--- Problem ---
Check every line in the records below for the word "Игорь" and report how many have it, nothing more.
Begin
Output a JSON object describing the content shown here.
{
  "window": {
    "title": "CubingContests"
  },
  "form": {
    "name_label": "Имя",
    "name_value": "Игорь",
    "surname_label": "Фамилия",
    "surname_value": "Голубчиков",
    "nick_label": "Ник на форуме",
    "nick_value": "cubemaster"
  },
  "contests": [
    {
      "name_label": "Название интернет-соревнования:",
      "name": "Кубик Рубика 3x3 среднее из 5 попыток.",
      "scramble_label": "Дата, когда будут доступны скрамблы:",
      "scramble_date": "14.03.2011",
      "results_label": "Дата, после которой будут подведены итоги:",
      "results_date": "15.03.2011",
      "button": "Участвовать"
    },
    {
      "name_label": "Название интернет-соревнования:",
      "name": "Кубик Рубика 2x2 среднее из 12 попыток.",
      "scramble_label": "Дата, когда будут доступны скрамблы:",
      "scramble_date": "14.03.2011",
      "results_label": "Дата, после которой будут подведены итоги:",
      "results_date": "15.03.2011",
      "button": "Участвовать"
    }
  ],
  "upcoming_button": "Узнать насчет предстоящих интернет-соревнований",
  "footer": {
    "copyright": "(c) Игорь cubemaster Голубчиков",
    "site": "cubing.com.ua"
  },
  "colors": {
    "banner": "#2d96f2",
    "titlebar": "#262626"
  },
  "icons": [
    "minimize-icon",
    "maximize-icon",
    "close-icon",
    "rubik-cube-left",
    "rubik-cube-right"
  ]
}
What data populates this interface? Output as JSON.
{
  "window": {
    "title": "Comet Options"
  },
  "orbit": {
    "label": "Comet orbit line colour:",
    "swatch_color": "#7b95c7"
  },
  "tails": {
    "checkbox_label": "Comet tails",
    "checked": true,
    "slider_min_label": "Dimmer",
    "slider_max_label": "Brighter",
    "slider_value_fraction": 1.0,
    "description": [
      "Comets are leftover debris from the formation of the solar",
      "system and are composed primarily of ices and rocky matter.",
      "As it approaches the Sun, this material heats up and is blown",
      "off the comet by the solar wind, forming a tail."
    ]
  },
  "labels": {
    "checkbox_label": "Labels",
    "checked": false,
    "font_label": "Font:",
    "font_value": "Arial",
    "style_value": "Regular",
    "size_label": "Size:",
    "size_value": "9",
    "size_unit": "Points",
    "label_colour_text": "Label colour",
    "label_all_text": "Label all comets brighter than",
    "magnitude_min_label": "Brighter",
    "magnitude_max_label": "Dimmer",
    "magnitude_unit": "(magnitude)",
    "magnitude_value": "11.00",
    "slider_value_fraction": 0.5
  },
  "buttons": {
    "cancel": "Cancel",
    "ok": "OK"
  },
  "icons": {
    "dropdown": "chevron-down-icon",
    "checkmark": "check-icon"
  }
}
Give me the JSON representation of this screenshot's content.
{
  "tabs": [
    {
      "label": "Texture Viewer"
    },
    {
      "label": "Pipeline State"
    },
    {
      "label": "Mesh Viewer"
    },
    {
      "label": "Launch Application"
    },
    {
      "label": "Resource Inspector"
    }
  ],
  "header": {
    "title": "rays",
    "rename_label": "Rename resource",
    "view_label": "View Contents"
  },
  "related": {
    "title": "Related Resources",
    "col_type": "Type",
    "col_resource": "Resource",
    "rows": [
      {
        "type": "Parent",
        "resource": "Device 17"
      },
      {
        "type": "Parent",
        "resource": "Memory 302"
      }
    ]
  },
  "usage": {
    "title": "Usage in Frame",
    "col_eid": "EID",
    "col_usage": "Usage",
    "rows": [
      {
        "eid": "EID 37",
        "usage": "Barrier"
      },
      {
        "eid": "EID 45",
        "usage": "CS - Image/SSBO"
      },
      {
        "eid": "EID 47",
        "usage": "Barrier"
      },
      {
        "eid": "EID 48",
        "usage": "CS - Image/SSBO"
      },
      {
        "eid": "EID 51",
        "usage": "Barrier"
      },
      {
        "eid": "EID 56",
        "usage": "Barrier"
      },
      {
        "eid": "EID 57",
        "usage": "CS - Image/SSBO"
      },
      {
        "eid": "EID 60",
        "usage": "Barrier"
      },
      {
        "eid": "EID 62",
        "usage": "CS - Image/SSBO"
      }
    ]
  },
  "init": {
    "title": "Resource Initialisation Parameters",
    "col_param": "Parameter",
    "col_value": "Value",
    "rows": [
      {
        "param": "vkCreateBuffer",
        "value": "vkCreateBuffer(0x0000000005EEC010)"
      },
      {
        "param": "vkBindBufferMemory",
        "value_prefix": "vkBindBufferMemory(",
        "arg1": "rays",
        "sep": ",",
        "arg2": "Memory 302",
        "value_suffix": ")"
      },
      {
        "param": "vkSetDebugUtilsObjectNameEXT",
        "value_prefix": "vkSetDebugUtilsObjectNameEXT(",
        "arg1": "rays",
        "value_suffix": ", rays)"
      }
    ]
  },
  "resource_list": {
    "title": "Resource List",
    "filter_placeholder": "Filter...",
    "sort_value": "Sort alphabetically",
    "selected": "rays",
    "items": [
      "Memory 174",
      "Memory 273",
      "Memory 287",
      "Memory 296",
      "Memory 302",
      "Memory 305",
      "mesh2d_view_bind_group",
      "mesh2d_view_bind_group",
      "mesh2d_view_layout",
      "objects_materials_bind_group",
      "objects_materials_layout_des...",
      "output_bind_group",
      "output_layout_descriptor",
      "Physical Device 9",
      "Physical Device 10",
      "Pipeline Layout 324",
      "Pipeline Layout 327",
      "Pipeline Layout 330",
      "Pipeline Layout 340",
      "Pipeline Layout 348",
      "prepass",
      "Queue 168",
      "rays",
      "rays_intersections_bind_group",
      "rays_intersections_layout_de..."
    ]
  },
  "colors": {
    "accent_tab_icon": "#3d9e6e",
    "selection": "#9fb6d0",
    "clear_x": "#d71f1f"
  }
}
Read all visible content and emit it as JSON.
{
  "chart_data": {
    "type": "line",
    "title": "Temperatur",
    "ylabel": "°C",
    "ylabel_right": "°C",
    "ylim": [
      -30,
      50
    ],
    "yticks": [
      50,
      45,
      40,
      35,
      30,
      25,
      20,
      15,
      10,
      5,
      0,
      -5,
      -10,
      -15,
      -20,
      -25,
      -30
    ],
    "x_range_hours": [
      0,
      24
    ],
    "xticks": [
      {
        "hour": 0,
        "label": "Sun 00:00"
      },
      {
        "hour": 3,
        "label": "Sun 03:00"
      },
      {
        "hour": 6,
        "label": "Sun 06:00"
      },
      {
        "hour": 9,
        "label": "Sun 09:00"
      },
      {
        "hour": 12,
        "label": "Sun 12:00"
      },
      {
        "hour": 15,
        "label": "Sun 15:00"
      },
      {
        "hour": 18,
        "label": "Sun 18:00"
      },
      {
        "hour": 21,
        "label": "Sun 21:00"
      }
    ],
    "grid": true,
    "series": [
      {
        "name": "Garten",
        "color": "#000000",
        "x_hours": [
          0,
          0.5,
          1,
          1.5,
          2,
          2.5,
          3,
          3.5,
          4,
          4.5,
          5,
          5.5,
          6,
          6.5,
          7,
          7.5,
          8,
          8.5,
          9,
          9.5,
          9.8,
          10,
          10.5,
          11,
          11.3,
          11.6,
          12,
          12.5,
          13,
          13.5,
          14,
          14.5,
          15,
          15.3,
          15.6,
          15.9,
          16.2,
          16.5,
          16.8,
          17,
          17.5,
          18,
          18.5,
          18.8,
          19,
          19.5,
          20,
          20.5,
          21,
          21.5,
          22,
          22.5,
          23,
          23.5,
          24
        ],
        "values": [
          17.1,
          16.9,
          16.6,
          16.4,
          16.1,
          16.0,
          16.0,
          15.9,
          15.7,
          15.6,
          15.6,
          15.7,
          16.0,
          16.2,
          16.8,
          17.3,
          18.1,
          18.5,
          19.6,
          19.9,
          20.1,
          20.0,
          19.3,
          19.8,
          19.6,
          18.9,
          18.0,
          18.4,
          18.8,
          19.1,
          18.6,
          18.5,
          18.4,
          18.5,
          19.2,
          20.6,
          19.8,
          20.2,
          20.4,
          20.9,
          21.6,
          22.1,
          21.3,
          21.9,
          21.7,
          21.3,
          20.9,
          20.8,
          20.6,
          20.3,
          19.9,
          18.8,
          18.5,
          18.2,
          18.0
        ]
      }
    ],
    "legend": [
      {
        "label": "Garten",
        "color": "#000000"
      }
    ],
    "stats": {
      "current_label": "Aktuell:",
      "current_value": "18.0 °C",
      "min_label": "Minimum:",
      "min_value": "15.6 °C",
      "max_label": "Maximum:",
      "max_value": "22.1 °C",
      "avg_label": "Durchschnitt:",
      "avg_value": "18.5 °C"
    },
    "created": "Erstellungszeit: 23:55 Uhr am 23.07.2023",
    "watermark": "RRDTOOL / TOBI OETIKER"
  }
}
End
--- Solution below ---
2